§ **THE TASK**: Search the records for "JSON" and copy each line that holds it.

§ **DATA PROVIDED**:
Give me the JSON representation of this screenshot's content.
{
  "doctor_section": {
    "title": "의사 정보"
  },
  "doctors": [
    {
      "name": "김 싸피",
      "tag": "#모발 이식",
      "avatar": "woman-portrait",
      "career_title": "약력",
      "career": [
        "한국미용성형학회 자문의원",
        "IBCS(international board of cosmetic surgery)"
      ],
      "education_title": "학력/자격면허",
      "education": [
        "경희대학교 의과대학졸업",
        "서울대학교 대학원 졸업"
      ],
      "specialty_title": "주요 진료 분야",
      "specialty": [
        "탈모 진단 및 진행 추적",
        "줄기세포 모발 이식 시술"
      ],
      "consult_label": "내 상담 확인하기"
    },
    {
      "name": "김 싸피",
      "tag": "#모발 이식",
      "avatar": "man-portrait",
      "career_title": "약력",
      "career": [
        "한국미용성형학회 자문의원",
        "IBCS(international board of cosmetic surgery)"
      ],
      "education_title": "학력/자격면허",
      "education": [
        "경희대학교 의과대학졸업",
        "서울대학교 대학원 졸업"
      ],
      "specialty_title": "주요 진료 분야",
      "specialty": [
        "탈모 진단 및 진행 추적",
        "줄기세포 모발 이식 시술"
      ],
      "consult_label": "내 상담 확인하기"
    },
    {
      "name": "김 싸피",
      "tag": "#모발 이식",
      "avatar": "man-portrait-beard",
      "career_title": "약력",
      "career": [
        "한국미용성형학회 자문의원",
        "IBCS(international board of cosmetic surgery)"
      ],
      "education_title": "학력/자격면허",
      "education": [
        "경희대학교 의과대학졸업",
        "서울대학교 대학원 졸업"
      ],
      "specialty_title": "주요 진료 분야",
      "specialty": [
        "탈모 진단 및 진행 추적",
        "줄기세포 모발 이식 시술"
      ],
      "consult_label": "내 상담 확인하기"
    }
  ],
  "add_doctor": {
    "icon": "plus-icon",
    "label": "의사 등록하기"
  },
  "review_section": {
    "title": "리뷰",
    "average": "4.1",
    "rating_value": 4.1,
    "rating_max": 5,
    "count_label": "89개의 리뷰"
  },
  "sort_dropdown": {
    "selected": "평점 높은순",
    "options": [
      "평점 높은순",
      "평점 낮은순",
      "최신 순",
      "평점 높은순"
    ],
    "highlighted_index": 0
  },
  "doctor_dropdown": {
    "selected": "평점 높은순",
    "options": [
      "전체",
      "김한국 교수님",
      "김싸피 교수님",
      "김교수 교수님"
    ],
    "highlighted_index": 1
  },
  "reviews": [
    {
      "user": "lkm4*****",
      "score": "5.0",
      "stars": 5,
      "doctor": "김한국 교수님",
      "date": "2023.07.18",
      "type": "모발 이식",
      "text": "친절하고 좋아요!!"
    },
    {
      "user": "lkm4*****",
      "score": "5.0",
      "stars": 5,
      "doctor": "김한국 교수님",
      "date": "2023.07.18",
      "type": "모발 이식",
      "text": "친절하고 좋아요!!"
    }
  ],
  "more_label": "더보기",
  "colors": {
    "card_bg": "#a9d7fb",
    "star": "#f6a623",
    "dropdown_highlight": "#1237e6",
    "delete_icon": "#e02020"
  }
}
* * *
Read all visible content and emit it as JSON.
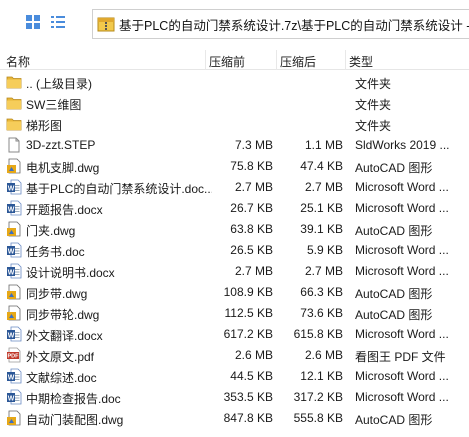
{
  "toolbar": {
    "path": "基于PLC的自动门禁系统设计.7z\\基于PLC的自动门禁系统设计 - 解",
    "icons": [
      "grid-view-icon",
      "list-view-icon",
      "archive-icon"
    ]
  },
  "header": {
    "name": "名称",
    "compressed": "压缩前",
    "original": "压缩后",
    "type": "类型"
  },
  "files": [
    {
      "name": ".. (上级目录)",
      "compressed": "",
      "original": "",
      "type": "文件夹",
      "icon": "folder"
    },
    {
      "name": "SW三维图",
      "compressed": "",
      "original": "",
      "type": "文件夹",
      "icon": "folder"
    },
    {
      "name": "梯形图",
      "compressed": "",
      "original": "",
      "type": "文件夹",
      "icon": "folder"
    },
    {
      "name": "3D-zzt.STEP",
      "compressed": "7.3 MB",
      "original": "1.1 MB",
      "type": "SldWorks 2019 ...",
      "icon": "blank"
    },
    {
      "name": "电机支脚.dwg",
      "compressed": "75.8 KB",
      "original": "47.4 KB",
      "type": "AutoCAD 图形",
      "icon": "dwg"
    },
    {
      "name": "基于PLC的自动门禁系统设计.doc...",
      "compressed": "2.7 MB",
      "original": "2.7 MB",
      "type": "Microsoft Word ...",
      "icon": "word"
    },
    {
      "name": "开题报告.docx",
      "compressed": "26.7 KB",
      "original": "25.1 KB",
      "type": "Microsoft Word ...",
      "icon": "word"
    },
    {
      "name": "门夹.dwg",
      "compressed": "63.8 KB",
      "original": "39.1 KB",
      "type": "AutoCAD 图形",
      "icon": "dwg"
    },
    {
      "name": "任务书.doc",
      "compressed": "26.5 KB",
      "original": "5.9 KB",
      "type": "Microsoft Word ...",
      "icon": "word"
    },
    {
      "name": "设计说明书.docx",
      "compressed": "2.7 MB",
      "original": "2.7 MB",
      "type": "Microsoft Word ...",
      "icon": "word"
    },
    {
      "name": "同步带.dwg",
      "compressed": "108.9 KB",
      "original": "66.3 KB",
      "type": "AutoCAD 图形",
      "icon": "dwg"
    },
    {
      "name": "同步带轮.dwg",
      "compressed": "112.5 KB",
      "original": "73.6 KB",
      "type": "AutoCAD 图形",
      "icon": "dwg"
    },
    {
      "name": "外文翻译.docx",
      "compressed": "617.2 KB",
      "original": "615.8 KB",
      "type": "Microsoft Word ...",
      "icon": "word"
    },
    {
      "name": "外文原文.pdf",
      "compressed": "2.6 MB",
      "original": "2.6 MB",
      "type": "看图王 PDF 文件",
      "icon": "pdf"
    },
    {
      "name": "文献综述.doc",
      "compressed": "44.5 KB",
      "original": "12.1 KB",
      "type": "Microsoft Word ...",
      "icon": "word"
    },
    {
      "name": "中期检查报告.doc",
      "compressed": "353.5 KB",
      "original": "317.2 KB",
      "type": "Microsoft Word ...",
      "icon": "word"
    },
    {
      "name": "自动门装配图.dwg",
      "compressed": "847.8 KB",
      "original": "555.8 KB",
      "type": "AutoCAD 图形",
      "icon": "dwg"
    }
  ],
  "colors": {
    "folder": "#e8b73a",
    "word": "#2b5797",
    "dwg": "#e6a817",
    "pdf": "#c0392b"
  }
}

§ **SOLUTION FOR THIS PROBLEM**:
Give me the JSON representation of this screenshot's content.
Read all visible content and emit it as JSON.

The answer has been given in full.